The Bottom Line
- Prospective calendars measure intention, not retention.
- A tracker using Last Reviewed + Accuracy + Confidence drives efficient targeting.
- Use Red/Amber/Green status to prioritise like clinical risk stratification.
The Concept
Standard timetables fail because forgetting is not linear and life is not predictable. A retrospective system measures what you have actually mastered and when it was last tested. That turns revision into a feedback loop: monitor performance → update priorities → retest. In cognitive science terms, you are operationalising self-regulated learning with minimal friction. The result: fewer wasted hours revisiting strong topics, and faster movement of weak topics into stable recall.
Scientific Evidence
Self-regulated learning models emphasise monitoring, metacognitive judgement, and strategy adjustment based on performance data. A retrospective tracker formalises this into a repeatable workflow.
Implementation Strategy
1
Phase 1: Build a simple spreadsheet
Columns: Topic, Subtopic, Q-bank Source, Last Reviewed (date), Accuracy (%), Confidence (1–3), Status (Red/Amber/Green), Next Due.

> [What to do]:
Continue the piece on retrospective revision tracking from the point where it stops.

[Page layout parsing records]
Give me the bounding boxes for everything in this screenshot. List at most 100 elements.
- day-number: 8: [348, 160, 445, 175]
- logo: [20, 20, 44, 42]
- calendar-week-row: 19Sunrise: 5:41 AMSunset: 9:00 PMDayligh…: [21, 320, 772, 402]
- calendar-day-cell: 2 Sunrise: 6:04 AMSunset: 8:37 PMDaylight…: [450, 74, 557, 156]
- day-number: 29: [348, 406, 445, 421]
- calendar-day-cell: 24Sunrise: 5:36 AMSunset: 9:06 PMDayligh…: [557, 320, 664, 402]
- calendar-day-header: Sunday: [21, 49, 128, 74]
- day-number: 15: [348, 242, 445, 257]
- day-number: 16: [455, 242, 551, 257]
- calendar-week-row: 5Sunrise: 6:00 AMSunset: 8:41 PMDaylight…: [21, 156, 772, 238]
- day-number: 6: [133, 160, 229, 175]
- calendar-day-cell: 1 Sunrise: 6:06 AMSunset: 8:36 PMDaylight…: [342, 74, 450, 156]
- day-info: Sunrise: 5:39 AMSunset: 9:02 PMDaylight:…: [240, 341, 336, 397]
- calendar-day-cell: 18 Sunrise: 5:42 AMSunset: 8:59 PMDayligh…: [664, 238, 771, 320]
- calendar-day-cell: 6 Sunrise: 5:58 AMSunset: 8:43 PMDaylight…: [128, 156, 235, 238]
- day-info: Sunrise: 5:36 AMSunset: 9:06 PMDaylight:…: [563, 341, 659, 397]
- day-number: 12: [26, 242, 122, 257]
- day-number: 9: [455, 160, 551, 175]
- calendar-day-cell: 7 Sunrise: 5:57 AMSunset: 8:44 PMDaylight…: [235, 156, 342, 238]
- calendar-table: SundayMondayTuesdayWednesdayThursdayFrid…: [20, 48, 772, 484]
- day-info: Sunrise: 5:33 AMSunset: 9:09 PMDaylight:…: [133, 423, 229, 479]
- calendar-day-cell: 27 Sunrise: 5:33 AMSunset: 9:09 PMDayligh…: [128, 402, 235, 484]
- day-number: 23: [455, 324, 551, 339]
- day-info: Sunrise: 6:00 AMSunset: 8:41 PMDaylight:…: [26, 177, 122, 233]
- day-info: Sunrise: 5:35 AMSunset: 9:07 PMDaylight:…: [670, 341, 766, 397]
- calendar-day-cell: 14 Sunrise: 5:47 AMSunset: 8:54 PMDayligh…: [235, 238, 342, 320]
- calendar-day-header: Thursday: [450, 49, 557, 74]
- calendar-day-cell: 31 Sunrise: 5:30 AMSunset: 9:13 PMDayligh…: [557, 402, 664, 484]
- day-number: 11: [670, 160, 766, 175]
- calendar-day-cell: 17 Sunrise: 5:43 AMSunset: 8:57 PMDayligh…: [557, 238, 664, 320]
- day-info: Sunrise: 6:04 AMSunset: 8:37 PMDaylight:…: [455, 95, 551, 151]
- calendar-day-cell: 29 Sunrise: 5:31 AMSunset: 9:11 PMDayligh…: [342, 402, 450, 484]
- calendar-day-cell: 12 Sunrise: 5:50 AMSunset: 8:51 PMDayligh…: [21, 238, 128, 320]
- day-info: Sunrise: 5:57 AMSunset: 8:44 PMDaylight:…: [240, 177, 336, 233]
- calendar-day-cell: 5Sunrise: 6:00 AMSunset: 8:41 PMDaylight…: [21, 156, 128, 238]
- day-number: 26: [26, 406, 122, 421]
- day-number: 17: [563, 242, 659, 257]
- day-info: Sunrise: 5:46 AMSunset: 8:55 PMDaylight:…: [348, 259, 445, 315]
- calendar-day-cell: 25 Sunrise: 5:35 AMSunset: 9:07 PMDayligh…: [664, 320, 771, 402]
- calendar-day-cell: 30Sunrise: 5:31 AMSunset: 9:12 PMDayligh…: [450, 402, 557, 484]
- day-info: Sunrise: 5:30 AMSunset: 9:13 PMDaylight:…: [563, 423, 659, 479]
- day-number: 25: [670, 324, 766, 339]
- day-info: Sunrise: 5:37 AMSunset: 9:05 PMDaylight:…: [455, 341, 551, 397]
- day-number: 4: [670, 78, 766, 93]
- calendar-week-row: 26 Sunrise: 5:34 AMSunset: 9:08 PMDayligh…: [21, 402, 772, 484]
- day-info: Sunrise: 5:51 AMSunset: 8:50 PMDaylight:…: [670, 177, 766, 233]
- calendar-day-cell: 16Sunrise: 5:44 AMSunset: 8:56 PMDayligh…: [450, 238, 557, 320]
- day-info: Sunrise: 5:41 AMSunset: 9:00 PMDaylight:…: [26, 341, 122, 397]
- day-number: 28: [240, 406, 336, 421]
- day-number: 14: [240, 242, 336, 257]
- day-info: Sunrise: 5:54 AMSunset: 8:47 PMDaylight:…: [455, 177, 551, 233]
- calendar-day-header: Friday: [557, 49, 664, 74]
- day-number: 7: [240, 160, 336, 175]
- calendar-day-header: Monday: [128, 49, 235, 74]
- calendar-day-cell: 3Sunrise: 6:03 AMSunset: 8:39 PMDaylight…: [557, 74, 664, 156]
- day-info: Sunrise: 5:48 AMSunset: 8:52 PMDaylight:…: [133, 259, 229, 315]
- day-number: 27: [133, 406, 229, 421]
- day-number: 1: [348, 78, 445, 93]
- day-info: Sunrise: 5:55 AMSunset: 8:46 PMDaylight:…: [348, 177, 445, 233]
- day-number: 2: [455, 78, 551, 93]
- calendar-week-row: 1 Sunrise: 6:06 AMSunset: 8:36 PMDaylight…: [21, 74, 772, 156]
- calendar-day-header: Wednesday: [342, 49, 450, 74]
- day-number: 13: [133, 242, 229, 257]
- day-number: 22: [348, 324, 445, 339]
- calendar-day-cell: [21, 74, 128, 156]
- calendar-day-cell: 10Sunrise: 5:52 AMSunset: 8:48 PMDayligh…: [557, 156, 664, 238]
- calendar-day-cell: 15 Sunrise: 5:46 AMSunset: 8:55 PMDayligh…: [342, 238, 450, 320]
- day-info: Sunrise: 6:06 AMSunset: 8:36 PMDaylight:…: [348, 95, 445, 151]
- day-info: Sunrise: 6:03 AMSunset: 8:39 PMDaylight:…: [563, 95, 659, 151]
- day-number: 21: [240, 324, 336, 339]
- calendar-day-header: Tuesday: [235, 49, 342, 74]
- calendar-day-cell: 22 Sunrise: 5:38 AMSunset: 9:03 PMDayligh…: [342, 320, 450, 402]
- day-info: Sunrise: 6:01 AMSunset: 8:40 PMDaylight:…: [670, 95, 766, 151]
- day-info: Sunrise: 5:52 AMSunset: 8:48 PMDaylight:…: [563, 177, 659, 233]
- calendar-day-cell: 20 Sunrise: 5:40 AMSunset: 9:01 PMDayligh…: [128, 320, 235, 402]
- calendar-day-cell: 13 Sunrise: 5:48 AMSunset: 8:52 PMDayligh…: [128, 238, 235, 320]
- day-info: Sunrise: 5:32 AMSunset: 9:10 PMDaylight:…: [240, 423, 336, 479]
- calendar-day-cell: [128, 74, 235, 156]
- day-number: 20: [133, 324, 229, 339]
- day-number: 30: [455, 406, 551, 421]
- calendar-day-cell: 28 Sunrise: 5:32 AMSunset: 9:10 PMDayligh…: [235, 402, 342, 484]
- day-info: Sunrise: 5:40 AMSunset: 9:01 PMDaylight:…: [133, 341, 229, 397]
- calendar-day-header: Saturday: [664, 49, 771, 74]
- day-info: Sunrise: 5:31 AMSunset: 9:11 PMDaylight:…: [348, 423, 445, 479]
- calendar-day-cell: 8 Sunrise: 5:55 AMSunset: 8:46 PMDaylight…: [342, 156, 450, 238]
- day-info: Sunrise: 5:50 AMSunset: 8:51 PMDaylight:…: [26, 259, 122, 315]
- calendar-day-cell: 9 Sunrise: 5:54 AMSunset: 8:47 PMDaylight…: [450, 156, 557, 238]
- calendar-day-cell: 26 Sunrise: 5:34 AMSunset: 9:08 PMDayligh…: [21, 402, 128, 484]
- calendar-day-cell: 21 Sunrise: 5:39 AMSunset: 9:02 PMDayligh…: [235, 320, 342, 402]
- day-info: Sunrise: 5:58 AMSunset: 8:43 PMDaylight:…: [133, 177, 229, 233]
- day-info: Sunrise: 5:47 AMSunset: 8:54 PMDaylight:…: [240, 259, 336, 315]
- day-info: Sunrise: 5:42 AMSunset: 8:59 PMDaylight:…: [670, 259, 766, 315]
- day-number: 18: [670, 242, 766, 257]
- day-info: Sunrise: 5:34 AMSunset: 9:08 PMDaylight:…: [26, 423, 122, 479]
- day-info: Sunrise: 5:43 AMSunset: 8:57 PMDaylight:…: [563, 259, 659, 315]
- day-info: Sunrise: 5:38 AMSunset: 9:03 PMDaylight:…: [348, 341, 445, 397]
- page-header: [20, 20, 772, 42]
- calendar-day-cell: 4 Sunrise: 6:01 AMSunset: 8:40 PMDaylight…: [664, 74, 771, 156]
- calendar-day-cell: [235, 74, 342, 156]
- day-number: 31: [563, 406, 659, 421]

> [Response area]:
2
Phase 2: Define traffic-light rules
Red: Accuracy < 60% OR Confidence=1 OR Last Reviewed > 21 days. Amber: 60–80% OR Confidence=2. Green: >80% AND Confidence=3 AND Last Reviewed < 14 days.
3
Phase 3: Daily prioritisation
Start by filtering Red. Do a short mixed block, then a focused block on the top Red domain. Update Last Reviewed + Accuracy immediately after.
4
Phase 4: Weekly audit
Review the top 10 Reds: decide whether each is a knowledge gap (missing content), technique gap (stem/logic), or state gap (fatigue/anxiety). Choose the correct fix.
Practice
Test your knowledge
Apply this concept immediately with a high-yield question block from the iatroX Q-Bank.
SourceRead the original paper (PubMed)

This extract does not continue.